What to do: Go through the data below and copy it exactly, skipping every picture.

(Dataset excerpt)
--- Begin ---

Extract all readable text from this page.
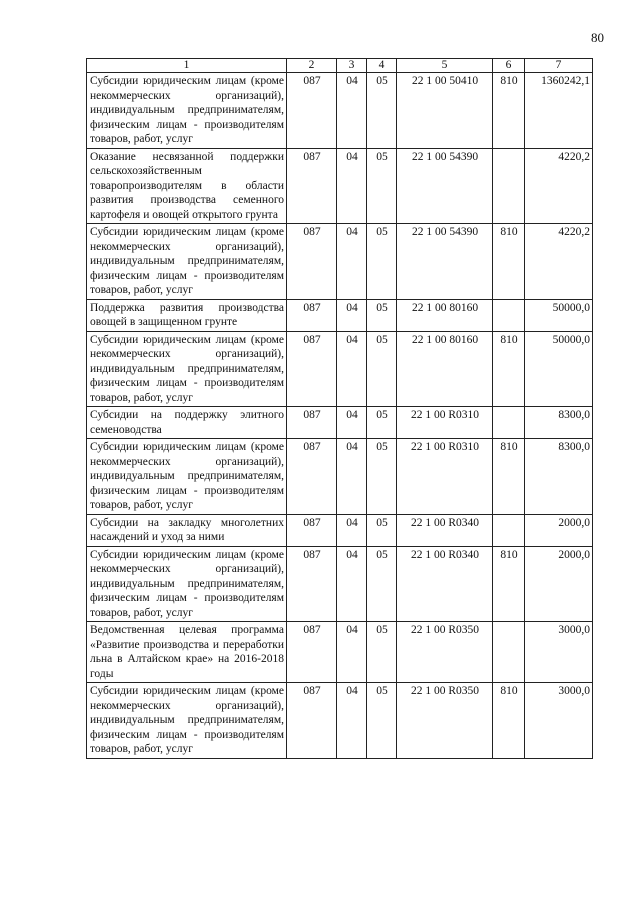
80
1	2	3	4	5	6	7
Субсидии юридическим лицам (кроме некоммерческих организаций), индивидуальным предпринимателям, физическим лицам - производителям товаров, работ, услуг	087	04	05	22 1 00 50410	810	1360242,1
Оказание несвязанной поддержки сельскохозяйственным товаропроизводителям в области развития производства семенного картофеля и овощей открытого грунта	087	04	05	22 1 00 54390		4220,2
Субсидии юридическим лицам (кроме некоммерческих организаций), индивидуальным предпринимателям, физическим лицам - производителям товаров, работ, услуг	087	04	05	22 1 00 54390	810	4220,2
Поддержка развития производства овощей в защищенном грунте	087	04	05	22 1 00 80160		50000,0
Субсидии юридическим лицам (кроме некоммерческих организаций), индивидуальным предпринимателям, физическим лицам - производителям товаров, работ, услуг	087	04	05	22 1 00 80160	810	50000,0
Субсидии на поддержку элитного семеноводства	087	04	05	22 1 00 R0310		8300,0
Субсидии юридическим лицам (кроме некоммерческих организаций), индивидуальным предпринимателям, физическим лицам - производителям товаров, работ, услуг	087	04	05	22 1 00 R0310	810	8300,0
Субсидии на закладку многолетних насаждений и уход за ними	087	04	05	22 1 00 R0340		2000,0
Субсидии юридическим лицам (кроме некоммерческих организаций), индивидуальным предпринимателям, физическим лицам - производителям товаров, работ, услуг	087	04	05	22 1 00 R0340	810	2000,0
Ведомственная целевая программа «Развитие производства и переработки льна в Алтайском крае» на 2016-2018 годы	087	04	05	22 1 00 R0350		3000,0
Субсидии юридическим лицам (кроме некоммерческих организаций), индивидуальным предпринимателям, физическим лицам - производителям товаров, работ, услуг	087	04	05	22 1 00 R0350	810	3000,0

--- End ---

Completed task:
Extract all readable text from this page.
80
1	2	3	4	5	6	7
Субсидии юридическим лицам (кроме некоммерческих организаций), индивидуальным предпринимателям, физическим лицам - производителям товаров, работ, услуг	087	04	05	22 1 00 50410	810	1360242,1
Оказание несвязанной поддержки сельскохозяйственным товаропроизводителям в области развития производства семенного картофеля и овощей открытого грунта	087	04	05	22 1 00 54390		4220,2
Субсидии юридическим лицам (кроме некоммерческих организаций), индивидуальным предпринимателям, физическим лицам - производителям товаров, работ, услуг	087	04	05	22 1 00 54390	810	4220,2
Поддержка развития производства овощей в защищенном грунте	087	04	05	22 1 00 80160		50000,0
Субсидии юридическим лицам (кроме некоммерческих организаций), индивидуальным предпринимателям, физическим лицам - производителям товаров, работ, услуг	087	04	05	22 1 00 80160	810	50000,0
Субсидии на поддержку элитного семеноводства	087	04	05	22 1 00 R0310		8300,0
Субсидии юридическим лицам (кроме некоммерческих организаций), индивидуальным предпринимателям, физическим лицам - производителям товаров, работ, услуг	087	04	05	22 1 00 R0310	810	8300,0
Субсидии на закладку многолетних насаждений и уход за ними	087	04	05	22 1 00 R0340		2000,0
Субсидии юридическим лицам (кроме некоммерческих организаций), индивидуальным предпринимателям, физическим лицам - производителям товаров, работ, услуг	087	04	05	22 1 00 R0340	810	2000,0
Ведомственная целевая программа «Развитие производства и переработки льна в Алтайском крае» на 2016-2018 годы	087	04	05	22 1 00 R0350		3000,0
Субсидии юридическим лицам (кроме некоммерческих организаций), индивидуальным предпринимателям, физическим лицам - производителям товаров, работ, услуг	087	04	05	22 1 00 R0350	810	3000,0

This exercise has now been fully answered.